(Stored data)
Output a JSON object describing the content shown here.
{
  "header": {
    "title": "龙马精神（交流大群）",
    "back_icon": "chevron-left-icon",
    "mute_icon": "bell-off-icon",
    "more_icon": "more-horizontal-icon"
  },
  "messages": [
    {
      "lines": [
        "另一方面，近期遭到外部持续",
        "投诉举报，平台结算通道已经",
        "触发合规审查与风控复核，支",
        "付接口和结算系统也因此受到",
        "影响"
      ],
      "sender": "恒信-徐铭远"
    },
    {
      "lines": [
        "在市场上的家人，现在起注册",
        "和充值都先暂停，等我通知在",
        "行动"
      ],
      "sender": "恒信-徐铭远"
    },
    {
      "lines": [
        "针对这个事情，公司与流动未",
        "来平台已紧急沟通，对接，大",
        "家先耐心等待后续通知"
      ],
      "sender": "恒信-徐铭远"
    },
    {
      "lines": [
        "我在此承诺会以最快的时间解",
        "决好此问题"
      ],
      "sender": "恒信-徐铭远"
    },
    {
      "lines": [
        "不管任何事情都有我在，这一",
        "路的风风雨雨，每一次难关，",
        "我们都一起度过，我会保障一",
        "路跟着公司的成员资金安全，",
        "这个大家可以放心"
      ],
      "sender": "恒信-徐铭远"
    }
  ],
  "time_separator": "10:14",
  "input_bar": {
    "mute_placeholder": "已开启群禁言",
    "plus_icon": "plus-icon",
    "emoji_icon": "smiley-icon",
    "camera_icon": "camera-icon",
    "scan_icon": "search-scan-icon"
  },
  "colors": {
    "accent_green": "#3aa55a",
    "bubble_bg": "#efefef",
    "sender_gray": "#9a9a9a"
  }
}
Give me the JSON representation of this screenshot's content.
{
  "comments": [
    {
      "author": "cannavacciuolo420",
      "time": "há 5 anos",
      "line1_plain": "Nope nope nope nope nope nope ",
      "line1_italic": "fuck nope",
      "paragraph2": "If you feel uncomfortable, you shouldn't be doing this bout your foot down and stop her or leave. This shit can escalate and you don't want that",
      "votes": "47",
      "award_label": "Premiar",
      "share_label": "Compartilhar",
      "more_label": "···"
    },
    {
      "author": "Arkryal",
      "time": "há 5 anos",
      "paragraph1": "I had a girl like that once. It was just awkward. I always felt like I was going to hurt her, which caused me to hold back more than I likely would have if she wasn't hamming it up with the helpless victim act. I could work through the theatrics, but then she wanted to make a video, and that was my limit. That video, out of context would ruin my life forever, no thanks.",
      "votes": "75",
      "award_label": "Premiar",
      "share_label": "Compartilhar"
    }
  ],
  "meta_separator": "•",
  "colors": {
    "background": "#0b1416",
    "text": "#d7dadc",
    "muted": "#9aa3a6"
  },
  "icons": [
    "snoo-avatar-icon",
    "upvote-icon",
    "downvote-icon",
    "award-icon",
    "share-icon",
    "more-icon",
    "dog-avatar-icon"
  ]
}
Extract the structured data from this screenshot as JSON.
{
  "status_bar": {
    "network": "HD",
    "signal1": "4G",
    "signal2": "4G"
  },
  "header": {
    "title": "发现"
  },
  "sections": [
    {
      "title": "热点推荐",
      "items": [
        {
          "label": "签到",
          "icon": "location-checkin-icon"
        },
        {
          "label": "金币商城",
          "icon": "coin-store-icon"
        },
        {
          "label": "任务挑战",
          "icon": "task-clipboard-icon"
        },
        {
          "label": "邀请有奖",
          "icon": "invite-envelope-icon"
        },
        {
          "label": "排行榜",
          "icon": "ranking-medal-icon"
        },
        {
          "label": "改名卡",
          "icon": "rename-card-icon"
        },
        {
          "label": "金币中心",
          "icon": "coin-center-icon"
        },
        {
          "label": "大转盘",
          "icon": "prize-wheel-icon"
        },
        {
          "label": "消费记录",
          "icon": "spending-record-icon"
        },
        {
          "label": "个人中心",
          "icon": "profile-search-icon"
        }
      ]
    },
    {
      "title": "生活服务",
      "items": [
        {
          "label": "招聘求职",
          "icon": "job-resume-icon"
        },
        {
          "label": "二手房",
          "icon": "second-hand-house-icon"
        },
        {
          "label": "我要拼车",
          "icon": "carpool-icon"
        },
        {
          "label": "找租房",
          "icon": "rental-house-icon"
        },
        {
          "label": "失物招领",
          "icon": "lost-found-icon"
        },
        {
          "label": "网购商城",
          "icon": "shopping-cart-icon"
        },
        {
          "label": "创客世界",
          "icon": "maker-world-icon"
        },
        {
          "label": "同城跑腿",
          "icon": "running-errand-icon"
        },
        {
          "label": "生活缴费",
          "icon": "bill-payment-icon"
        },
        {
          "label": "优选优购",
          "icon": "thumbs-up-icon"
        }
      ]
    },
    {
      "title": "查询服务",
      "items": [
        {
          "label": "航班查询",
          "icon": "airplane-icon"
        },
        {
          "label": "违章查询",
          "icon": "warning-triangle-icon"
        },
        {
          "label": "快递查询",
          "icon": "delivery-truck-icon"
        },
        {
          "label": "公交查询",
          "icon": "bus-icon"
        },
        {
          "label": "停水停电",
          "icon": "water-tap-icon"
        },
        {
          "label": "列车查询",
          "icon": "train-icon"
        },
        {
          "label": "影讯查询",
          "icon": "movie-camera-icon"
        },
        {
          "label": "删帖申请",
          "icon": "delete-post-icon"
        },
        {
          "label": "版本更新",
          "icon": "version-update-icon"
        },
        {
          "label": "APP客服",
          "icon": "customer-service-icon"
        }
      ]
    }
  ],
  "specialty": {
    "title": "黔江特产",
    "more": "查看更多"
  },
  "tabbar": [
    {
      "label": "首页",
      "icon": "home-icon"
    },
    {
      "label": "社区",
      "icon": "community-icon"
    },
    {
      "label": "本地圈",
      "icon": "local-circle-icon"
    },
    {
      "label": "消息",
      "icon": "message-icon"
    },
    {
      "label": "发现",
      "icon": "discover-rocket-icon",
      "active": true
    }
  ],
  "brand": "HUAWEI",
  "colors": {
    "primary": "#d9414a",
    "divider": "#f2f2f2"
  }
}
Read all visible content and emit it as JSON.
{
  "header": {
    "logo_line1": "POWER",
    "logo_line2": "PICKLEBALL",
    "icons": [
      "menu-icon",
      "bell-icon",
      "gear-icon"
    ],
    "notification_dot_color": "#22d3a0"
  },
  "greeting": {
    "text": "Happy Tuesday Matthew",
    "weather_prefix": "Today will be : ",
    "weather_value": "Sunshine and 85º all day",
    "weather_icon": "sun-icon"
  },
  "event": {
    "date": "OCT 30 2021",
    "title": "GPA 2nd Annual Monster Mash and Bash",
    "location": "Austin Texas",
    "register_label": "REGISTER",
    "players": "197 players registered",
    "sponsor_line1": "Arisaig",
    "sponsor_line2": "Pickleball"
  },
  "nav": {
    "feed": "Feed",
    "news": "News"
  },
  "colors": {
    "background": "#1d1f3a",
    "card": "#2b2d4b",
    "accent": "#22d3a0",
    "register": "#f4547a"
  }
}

• TO BE DONE
Check each line of the entries for the string "author". Copy the lines that have it.

• WORKED SOLUTION
      "author": "cannavacciuolo420",
      "author": "Arkryal",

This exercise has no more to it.